**PROVIDED DATA:**
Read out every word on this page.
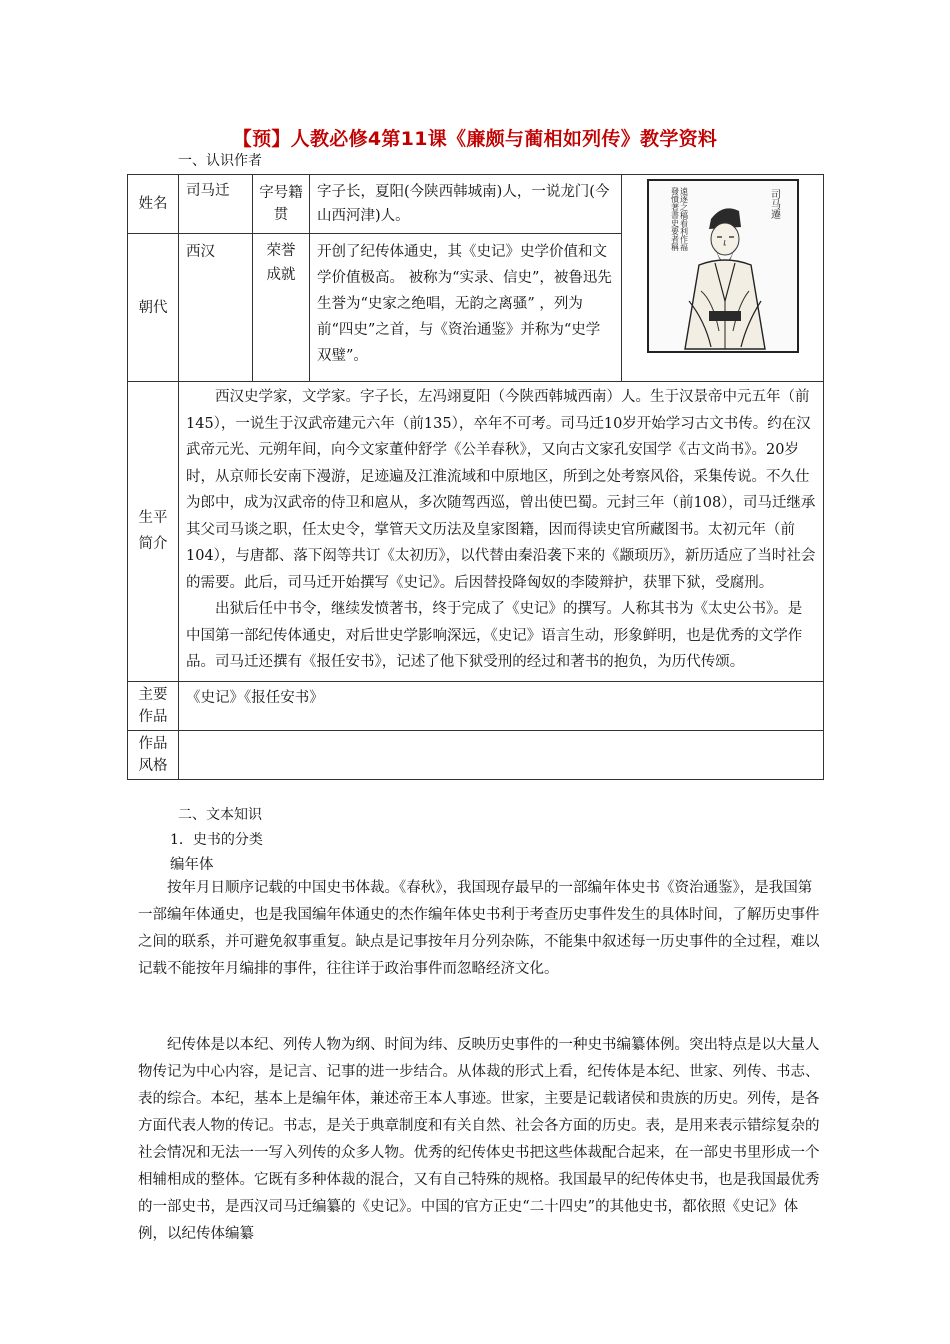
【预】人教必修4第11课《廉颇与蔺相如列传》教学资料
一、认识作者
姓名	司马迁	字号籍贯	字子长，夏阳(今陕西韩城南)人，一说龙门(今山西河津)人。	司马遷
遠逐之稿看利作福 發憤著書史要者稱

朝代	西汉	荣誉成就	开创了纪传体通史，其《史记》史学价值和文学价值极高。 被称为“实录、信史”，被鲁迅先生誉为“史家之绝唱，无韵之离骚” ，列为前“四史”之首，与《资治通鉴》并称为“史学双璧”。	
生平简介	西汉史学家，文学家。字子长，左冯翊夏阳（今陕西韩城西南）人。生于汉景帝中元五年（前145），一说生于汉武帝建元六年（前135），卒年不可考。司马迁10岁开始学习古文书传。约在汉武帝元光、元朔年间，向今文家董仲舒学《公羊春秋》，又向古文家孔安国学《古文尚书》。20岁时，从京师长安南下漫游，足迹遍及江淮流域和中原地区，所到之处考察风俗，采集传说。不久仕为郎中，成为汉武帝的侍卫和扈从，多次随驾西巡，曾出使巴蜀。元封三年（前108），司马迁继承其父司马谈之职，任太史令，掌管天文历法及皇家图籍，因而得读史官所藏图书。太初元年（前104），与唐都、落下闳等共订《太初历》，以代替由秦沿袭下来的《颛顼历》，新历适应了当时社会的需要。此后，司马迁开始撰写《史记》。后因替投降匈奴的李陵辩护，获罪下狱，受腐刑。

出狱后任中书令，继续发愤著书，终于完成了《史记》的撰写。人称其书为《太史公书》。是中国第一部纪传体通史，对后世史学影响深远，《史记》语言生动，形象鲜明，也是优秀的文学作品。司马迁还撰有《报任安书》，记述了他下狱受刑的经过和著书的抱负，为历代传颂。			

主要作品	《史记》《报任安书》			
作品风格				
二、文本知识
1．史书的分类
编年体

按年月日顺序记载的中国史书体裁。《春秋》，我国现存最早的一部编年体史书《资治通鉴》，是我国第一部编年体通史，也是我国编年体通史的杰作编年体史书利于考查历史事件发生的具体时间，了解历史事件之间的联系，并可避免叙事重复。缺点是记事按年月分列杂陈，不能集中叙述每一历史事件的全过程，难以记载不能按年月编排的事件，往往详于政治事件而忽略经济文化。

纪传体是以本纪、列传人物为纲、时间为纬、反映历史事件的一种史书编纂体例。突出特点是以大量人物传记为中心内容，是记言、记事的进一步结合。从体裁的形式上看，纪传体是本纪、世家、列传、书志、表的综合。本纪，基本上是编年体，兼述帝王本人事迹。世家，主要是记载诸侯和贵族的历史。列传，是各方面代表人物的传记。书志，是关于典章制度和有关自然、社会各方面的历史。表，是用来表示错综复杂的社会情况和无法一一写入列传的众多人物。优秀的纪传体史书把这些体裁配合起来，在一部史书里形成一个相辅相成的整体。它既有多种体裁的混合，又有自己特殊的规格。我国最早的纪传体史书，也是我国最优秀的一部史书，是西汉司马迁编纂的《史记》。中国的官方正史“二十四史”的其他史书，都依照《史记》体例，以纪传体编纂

---

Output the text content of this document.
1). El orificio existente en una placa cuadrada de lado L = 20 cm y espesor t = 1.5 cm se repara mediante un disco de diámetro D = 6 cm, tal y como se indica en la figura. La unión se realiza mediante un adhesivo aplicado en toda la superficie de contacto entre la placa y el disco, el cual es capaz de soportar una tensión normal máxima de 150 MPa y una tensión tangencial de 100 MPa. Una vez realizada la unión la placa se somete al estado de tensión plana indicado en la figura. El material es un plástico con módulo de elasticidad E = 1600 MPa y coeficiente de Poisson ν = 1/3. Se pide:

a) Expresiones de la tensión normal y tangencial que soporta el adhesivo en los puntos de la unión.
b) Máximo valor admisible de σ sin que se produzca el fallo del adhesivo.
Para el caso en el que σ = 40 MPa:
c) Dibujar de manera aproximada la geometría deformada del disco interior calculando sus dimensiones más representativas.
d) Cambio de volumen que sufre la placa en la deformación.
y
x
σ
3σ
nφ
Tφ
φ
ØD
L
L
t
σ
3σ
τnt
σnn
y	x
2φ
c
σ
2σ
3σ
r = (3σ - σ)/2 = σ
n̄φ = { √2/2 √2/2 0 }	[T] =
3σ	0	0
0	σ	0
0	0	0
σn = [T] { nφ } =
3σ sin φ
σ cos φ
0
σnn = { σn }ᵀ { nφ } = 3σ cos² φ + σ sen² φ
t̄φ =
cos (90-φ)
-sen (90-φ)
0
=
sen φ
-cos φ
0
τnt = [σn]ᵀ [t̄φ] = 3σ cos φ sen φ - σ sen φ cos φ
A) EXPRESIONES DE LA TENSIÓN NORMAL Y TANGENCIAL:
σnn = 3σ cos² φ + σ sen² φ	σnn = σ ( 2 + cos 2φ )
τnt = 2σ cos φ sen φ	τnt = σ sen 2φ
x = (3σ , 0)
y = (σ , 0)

**REQUIRED WORK:**
Show every line from the entries above in which "资治通鉴" appears.

**RESPONSE:**
朝代	西汉	荣誉成就	开创了纪传体通史，其《史记》史学价值和文学价值极高。 被称为“实录、信史”，被鲁迅先生誉为“史家之绝唱，无韵之离骚” ，列为前“四史”之首，与《资治通鉴》并称为“史学双璧”。	
按年月日顺序记载的中国史书体裁。《春秋》，我国现存最早的一部编年体史书《资治通鉴》，是我国第一部编年体通史，也是我国编年体通史的杰作编年体史书利于考查历史事件发生的具体时间，了解历史事件之间的联系，并可避免叙事重复。缺点是记事按年月分列杂陈，不能集中叙述每一历史事件的全过程，难以记载不能按年月编排的事件，往往详于政治事件而忽略经济文化。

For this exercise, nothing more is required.